• **What is needed**:
Each line of the data that includes the string "Grad" is to be copied out.

• **Data entries**:
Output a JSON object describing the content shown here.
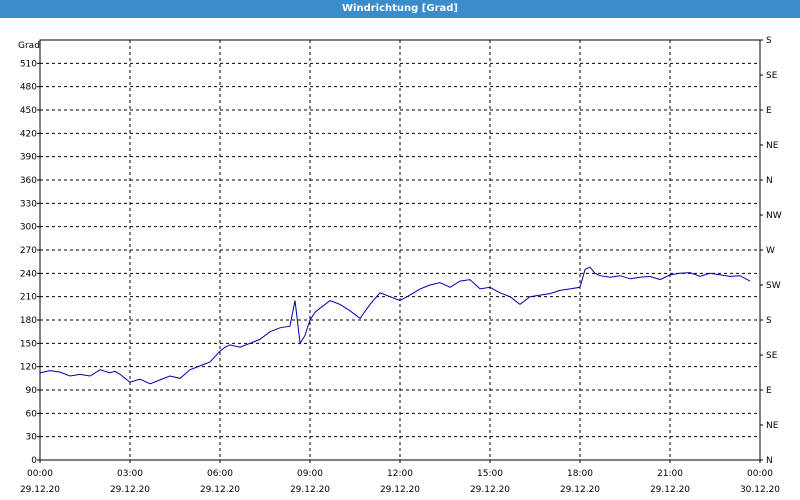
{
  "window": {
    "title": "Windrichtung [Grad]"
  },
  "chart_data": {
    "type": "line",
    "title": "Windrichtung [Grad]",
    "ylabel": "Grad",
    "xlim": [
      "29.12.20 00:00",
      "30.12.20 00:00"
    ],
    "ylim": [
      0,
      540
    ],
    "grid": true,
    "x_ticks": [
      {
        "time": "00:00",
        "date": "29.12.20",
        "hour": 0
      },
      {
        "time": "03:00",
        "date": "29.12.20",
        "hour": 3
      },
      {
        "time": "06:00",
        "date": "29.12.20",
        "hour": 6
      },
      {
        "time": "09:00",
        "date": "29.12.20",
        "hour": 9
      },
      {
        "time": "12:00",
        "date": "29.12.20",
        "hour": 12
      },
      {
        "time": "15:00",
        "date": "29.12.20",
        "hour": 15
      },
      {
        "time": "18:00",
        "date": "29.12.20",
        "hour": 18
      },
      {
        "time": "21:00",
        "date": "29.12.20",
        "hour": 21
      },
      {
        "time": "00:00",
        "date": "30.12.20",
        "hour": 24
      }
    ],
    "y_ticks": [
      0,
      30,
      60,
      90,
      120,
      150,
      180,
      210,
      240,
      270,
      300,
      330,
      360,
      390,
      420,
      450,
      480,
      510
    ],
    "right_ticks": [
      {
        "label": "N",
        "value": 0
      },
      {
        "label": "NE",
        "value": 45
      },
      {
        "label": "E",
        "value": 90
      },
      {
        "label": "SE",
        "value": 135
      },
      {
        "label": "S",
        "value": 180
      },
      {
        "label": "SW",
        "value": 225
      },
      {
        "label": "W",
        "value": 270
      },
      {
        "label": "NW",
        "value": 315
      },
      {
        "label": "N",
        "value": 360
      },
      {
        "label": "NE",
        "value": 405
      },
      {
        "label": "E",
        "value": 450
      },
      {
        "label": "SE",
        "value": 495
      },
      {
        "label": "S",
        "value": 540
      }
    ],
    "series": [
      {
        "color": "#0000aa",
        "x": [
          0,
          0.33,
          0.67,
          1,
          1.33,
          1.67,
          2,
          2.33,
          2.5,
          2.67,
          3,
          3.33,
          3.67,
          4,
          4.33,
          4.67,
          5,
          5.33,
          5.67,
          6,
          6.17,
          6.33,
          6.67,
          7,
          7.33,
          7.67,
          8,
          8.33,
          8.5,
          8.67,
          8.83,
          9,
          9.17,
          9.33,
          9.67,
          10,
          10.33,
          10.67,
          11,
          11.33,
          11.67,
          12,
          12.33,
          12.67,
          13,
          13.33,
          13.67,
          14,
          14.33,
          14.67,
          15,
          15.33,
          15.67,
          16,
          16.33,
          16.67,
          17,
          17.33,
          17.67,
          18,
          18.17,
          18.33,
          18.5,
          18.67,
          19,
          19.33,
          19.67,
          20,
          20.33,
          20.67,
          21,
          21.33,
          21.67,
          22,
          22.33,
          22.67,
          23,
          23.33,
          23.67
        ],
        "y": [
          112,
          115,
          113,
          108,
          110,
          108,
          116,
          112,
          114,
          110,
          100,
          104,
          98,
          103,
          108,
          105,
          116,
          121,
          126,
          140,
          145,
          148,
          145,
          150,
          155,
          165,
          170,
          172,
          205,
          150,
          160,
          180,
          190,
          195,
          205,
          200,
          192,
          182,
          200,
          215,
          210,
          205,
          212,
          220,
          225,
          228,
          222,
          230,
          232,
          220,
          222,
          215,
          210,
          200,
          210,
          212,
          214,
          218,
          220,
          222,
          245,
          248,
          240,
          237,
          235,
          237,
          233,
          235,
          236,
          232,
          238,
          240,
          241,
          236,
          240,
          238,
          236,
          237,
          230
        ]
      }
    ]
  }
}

• **Answer to the problem**:
    "title": "Windrichtung [Grad]"
    "title": "Windrichtung [Grad]",
    "ylabel": "Grad",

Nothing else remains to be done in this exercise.